* [THE DATA]:

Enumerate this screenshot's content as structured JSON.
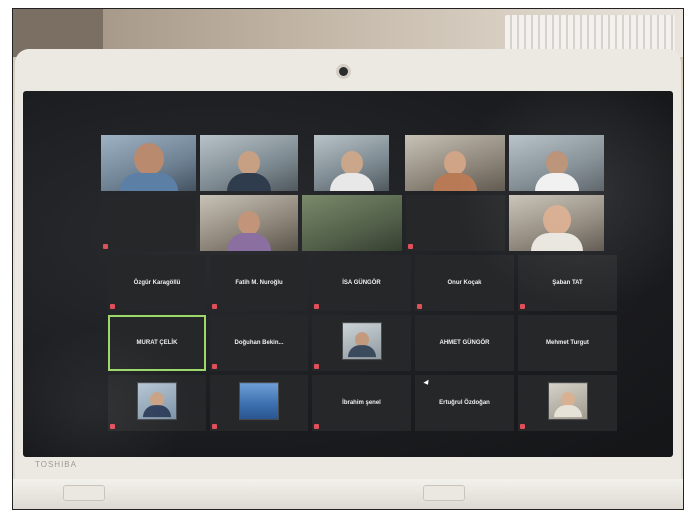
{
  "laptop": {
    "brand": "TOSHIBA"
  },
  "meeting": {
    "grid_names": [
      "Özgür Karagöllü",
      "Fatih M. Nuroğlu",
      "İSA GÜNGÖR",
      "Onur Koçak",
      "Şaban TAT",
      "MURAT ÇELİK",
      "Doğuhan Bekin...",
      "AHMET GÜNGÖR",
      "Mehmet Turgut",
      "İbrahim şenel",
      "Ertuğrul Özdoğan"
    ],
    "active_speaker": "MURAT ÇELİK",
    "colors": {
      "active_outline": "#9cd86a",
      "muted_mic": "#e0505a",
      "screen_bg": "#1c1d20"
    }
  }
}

* [TASK DETAILS]:
The data should be printed again unchanged; leave its pictures out.

* [RESULT OF THE TASK]:
Enumerate this screenshot's content as structured JSON.
{
  "laptop": {
    "brand": "TOSHIBA"
  },
  "meeting": {
    "grid_names": [
      "Özgür Karagöllü",
      "Fatih M. Nuroğlu",
      "İSA GÜNGÖR",
      "Onur Koçak",
      "Şaban TAT",
      "MURAT ÇELİK",
      "Doğuhan Bekin...",
      "AHMET GÜNGÖR",
      "Mehmet Turgut",
      "İbrahim şenel",
      "Ertuğrul Özdoğan"
    ],
    "active_speaker": "MURAT ÇELİK",
    "colors": {
      "active_outline": "#9cd86a",
      "muted_mic": "#e0505a",
      "screen_bg": "#1c1d20"
    }
  }
}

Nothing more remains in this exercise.